== INFORMATION SUPPLIED ==
———
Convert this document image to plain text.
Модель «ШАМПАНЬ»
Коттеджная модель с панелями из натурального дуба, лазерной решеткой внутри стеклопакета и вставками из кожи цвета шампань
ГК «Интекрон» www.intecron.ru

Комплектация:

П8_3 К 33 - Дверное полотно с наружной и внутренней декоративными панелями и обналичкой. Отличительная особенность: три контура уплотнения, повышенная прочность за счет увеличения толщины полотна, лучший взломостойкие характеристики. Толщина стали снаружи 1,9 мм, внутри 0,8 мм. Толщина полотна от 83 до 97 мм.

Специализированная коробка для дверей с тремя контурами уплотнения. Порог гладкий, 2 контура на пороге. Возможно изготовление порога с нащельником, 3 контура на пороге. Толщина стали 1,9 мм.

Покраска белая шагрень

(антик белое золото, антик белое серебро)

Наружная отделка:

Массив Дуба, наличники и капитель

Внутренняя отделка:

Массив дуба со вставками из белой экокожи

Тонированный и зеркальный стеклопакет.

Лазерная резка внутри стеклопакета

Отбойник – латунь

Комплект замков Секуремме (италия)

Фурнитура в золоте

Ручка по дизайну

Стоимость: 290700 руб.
———
== DIRECTIVE ==
Identify each line in the entries with the word "вставками" and copy it.

== THE RESPONSE ==
Коттеджная модель с панелями из натурального дуба, лазерной решеткой внутри стеклопакета и вставками из кожи цвета шампань
Массив дуба со вставками из белой экокожи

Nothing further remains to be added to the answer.